§ **What you should do**:
How many lines in these records hold the string "本大题共"? Reply with the number alone.

─── Stored data ───

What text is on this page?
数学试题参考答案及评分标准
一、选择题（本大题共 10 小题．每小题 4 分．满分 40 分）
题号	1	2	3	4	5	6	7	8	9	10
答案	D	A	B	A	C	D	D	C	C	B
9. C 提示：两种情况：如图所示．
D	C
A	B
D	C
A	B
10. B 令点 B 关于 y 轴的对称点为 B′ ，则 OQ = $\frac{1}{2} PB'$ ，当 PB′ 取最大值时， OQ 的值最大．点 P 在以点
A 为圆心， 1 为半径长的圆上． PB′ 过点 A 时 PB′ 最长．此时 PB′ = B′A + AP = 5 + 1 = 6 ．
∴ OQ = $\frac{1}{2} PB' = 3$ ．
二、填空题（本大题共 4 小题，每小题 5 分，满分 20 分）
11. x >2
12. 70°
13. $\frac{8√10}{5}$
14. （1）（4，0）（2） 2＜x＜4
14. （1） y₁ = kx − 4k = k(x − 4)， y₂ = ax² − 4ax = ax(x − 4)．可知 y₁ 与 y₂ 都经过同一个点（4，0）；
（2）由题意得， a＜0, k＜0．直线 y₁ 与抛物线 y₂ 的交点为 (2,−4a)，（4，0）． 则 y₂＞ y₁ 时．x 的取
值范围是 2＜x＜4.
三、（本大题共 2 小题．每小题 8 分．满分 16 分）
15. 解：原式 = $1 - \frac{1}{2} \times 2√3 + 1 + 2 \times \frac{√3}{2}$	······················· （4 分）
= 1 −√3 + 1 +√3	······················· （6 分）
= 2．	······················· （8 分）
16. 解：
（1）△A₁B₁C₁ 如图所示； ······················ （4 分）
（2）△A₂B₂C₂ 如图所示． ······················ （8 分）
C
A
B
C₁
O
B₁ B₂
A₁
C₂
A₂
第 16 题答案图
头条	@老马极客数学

───

§ **Solution to this exercise**:
3